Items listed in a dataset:
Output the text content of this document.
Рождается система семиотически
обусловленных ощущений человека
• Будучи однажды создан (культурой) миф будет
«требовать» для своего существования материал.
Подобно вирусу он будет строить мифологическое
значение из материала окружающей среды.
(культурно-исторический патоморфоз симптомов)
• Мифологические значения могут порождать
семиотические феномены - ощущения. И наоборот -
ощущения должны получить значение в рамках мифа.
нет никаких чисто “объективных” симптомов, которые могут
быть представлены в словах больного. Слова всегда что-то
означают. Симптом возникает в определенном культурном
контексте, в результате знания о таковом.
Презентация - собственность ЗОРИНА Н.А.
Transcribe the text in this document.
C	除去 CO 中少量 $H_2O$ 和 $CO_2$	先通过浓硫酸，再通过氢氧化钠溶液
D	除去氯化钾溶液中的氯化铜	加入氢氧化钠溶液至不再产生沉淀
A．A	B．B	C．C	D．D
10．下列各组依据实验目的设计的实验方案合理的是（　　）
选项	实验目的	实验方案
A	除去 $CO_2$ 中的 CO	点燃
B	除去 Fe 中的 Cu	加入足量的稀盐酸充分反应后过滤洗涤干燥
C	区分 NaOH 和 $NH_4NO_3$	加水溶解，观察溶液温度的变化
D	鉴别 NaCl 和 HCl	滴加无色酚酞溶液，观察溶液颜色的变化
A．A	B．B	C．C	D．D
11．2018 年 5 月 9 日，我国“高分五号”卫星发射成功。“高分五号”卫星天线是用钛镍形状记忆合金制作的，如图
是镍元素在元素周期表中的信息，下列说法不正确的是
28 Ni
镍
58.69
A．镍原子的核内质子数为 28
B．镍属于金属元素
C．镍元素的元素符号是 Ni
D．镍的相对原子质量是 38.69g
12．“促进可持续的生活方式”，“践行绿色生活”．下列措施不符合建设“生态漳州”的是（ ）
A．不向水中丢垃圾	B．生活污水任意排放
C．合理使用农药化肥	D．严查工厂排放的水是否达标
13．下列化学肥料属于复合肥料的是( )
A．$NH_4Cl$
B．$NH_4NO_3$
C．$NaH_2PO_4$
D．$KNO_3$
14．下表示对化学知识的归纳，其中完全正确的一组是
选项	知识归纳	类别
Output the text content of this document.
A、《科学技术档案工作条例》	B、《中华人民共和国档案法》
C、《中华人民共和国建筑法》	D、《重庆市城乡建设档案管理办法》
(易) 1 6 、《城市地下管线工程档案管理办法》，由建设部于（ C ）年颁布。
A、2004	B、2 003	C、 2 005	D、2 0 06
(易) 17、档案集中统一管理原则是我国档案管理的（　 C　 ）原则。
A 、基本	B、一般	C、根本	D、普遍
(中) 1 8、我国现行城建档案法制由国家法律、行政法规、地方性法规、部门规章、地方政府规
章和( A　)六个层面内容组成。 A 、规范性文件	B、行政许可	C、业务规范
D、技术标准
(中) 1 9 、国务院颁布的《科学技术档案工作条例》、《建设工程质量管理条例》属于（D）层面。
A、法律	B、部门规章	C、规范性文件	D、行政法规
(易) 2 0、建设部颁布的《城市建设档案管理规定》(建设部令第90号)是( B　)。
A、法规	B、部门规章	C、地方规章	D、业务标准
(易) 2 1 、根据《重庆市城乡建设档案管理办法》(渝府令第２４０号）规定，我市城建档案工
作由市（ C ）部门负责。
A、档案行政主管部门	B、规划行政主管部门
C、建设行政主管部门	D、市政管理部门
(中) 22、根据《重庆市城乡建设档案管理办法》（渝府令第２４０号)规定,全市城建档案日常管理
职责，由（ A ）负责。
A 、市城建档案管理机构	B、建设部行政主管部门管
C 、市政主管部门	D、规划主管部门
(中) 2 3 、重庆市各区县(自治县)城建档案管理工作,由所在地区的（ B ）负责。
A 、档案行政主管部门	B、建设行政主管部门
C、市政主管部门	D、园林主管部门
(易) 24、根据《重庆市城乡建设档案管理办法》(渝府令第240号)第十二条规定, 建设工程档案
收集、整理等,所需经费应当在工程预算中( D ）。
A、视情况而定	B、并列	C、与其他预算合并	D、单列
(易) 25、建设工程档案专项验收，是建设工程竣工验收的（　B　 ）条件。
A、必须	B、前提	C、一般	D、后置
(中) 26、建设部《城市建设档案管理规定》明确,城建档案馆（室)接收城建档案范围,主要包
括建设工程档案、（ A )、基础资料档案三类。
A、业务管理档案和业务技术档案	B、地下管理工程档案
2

● Given request: Restate every entry word for word.

● Problem solution:
Output the text content of this document.
Рождается система семиотически
обусловленных ощущений человека
• Будучи однажды создан (культурой) миф будет
«требовать» для своего существования материал.
Подобно вирусу он будет строить мифологическое
значение из материала окружающей среды.
(культурно-исторический патоморфоз симптомов)
• Мифологические значения могут порождать
семиотические феномены - ощущения. И наоборот -
ощущения должны получить значение в рамках мифа.
нет никаких чисто “объективных” симптомов, которые могут
быть представлены в словах больного. Слова всегда что-то
означают. Симптом возникает в определенном культурном
контексте, в результате знания о таковом.
Презентация - собственность ЗОРИНА Н.А.
Transcribe the text in this document.
C	除去 CO 中少量 $H_2O$ 和 $CO_2$	先通过浓硫酸，再通过氢氧化钠溶液
D	除去氯化钾溶液中的氯化铜	加入氢氧化钠溶液至不再产生沉淀
A．A	B．B	C．C	D．D
10．下列各组依据实验目的设计的实验方案合理的是（　　）
选项	实验目的	实验方案
A	除去 $CO_2$ 中的 CO	点燃
B	除去 Fe 中的 Cu	加入足量的稀盐酸充分反应后过滤洗涤干燥
C	区分 NaOH 和 $NH_4NO_3$	加水溶解，观察溶液温度的变化
D	鉴别 NaCl 和 HCl	滴加无色酚酞溶液，观察溶液颜色的变化
A．A	B．B	C．C	D．D
11．2018 年 5 月 9 日，我国“高分五号”卫星发射成功。“高分五号”卫星天线是用钛镍形状记忆合金制作的，如图
是镍元素在元素周期表中的信息，下列说法不正确的是
28 Ni
镍
58.69
A．镍原子的核内质子数为 28
B．镍属于金属元素
C．镍元素的元素符号是 Ni
D．镍的相对原子质量是 38.69g
12．“促进可持续的生活方式”，“践行绿色生活”．下列措施不符合建设“生态漳州”的是（ ）
A．不向水中丢垃圾	B．生活污水任意排放
C．合理使用农药化肥	D．严查工厂排放的水是否达标
13．下列化学肥料属于复合肥料的是( )
A．$NH_4Cl$
B．$NH_4NO_3$
C．$NaH_2PO_4$
D．$KNO_3$
14．下表示对化学知识的归纳，其中完全正确的一组是
选项	知识归纳	类别
Output the text content of this document.
A、《科学技术档案工作条例》	B、《中华人民共和国档案法》
C、《中华人民共和国建筑法》	D、《重庆市城乡建设档案管理办法》
(易) 1 6 、《城市地下管线工程档案管理办法》，由建设部于（ C ）年颁布。
A、2004	B、2 003	C、 2 005	D、2 0 06
(易) 17、档案集中统一管理原则是我国档案管理的（　 C　 ）原则。
A 、基本	B、一般	C、根本	D、普遍
(中) 1 8、我国现行城建档案法制由国家法律、行政法规、地方性法规、部门规章、地方政府规
章和( A　)六个层面内容组成。 A 、规范性文件	B、行政许可	C、业务规范
D、技术标准
(中) 1 9 、国务院颁布的《科学技术档案工作条例》、《建设工程质量管理条例》属于（D）层面。
A、法律	B、部门规章	C、规范性文件	D、行政法规
(易) 2 0、建设部颁布的《城市建设档案管理规定》(建设部令第90号)是( B　)。
A、法规	B、部门规章	C、地方规章	D、业务标准
(易) 2 1 、根据《重庆市城乡建设档案管理办法》(渝府令第２４０号）规定，我市城建档案工
作由市（ C ）部门负责。
A、档案行政主管部门	B、规划行政主管部门
C、建设行政主管部门	D、市政管理部门
(中) 22、根据《重庆市城乡建设档案管理办法》（渝府令第２４０号)规定,全市城建档案日常管理
职责，由（ A ）负责。
A 、市城建档案管理机构	B、建设部行政主管部门管
C 、市政主管部门	D、规划主管部门
(中) 2 3 、重庆市各区县(自治县)城建档案管理工作,由所在地区的（ B ）负责。
A 、档案行政主管部门	B、建设行政主管部门
C、市政主管部门	D、园林主管部门
(易) 24、根据《重庆市城乡建设档案管理办法》(渝府令第240号)第十二条规定, 建设工程档案
收集、整理等,所需经费应当在工程预算中( D ）。
A、视情况而定	B、并列	C、与其他预算合并	D、单列
(易) 25、建设工程档案专项验收，是建设工程竣工验收的（　B　 ）条件。
A、必须	B、前提	C、一般	D、后置
(中) 26、建设部《城市建设档案管理规定》明确,城建档案馆（室)接收城建档案范围,主要包
括建设工程档案、（ A )、基础资料档案三类。
A、业务管理档案和业务技术档案	B、地下管理工程档案
2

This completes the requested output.